Give the number of lines in the listing that hold the word "Execution". Write nothing but that number.

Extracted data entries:
╔══
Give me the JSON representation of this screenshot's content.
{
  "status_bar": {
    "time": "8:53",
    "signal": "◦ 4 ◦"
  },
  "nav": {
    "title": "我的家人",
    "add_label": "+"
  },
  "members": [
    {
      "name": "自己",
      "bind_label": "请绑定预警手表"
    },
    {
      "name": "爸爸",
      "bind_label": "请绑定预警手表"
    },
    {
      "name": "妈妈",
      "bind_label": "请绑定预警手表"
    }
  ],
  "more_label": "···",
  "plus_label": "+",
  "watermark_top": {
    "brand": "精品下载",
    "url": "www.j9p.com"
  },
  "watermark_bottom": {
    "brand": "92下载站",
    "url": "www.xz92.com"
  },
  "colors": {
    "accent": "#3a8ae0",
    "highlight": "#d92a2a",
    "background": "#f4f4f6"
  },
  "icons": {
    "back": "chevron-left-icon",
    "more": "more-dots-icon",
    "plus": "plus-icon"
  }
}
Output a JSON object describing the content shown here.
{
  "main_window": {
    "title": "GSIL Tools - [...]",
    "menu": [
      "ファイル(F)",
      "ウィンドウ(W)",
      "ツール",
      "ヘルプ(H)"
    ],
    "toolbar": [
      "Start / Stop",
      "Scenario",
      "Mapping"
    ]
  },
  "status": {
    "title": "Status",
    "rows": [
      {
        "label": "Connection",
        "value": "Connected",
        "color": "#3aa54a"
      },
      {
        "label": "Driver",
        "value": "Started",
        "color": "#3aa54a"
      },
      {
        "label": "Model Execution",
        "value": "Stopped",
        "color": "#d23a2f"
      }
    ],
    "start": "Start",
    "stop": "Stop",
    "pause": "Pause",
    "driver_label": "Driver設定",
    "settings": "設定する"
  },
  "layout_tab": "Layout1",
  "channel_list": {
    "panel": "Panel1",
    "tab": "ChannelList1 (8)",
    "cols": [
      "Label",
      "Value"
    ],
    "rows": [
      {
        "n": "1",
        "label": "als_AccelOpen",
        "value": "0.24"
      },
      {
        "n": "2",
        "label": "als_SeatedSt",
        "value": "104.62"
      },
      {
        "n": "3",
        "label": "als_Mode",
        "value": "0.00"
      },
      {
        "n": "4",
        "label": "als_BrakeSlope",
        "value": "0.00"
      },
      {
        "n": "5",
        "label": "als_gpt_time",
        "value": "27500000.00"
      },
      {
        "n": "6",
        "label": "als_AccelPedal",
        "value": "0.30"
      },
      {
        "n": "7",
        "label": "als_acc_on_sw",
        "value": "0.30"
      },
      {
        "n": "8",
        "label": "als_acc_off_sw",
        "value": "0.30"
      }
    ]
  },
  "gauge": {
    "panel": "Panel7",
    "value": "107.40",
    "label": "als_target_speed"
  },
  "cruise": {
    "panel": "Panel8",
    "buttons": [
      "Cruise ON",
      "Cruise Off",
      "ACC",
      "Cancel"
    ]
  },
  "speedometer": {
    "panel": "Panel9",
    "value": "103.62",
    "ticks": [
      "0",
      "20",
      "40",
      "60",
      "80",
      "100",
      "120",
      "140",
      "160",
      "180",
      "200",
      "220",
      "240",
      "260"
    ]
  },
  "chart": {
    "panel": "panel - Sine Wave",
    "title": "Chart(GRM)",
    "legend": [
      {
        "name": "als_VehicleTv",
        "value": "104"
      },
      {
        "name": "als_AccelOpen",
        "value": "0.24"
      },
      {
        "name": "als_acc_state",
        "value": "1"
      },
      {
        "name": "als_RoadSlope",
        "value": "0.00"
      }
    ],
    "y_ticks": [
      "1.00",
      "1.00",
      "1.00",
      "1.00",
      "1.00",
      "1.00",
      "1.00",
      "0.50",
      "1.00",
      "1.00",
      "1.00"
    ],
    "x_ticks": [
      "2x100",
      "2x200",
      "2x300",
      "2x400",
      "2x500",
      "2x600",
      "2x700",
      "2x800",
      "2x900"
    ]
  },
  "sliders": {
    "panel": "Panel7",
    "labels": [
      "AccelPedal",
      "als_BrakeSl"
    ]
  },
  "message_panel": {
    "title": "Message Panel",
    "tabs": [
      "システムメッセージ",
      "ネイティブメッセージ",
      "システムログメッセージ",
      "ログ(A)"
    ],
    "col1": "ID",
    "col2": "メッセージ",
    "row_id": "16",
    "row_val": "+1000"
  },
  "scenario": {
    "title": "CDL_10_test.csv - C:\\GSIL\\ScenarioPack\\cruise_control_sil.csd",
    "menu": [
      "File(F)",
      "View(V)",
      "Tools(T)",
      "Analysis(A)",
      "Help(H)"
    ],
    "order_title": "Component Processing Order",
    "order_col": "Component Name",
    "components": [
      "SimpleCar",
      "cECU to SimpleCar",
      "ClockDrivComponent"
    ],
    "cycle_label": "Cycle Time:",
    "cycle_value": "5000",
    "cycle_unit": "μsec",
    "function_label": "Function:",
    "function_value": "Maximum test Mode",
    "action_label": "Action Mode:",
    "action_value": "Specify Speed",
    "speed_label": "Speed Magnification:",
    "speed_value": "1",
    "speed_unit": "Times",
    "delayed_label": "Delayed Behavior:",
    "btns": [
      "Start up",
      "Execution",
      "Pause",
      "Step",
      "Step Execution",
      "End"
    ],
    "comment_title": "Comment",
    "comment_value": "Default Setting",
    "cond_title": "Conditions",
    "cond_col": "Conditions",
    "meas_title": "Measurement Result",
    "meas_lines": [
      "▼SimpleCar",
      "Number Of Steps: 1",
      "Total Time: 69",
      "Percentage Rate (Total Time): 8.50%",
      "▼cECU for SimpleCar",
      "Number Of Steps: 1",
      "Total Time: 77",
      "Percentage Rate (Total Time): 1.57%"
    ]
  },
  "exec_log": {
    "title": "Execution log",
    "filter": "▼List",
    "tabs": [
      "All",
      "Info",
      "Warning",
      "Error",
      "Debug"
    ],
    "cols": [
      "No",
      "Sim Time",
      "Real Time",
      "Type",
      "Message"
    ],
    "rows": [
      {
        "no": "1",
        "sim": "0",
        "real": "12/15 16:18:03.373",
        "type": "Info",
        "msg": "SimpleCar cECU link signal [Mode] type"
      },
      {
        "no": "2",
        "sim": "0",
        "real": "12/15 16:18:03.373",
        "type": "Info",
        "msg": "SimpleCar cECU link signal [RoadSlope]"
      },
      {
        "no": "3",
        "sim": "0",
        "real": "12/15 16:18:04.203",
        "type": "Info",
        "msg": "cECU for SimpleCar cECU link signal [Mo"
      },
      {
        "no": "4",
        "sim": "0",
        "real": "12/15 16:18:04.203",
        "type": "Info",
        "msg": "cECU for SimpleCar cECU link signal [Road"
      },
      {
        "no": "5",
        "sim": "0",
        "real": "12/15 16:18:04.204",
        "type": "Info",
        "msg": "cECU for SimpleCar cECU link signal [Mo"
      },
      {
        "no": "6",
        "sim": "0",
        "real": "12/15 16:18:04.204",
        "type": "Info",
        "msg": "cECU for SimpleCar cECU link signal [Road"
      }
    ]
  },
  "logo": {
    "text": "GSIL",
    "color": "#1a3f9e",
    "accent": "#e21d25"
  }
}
╚══
╔══
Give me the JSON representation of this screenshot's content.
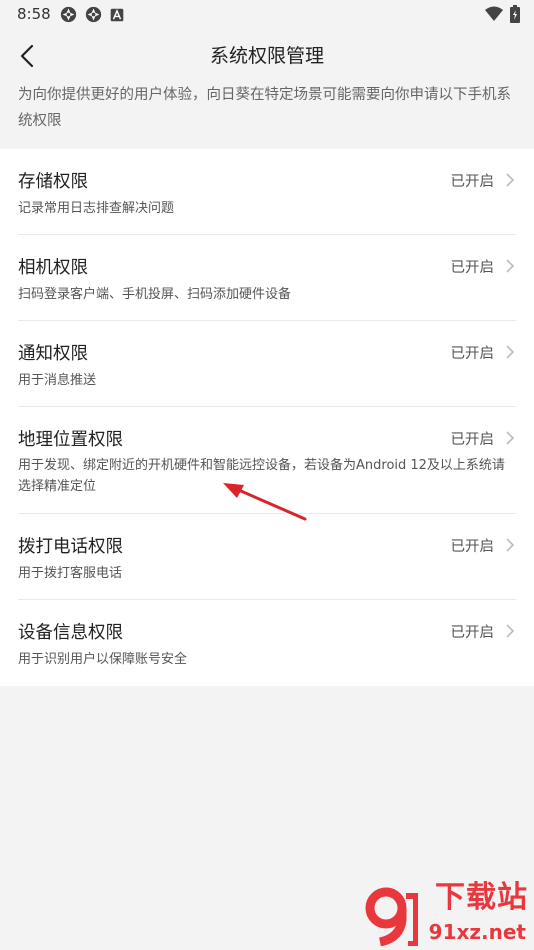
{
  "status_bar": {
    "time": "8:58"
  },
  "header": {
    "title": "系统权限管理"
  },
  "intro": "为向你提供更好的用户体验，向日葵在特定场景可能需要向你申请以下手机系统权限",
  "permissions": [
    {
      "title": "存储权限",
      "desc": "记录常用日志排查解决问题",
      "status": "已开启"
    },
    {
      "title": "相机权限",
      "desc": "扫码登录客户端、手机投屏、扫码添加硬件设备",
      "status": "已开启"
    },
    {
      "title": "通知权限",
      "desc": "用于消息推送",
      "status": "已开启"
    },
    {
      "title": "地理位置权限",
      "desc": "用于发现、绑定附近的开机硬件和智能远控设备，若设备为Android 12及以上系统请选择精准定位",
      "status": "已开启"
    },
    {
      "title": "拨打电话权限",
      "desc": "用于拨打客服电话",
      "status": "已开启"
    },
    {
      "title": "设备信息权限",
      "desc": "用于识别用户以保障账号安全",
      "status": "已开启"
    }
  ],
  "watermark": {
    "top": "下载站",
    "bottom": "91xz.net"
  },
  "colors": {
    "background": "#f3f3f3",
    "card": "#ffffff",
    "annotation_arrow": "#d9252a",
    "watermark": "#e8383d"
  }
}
╚══
• Exercise solution: 4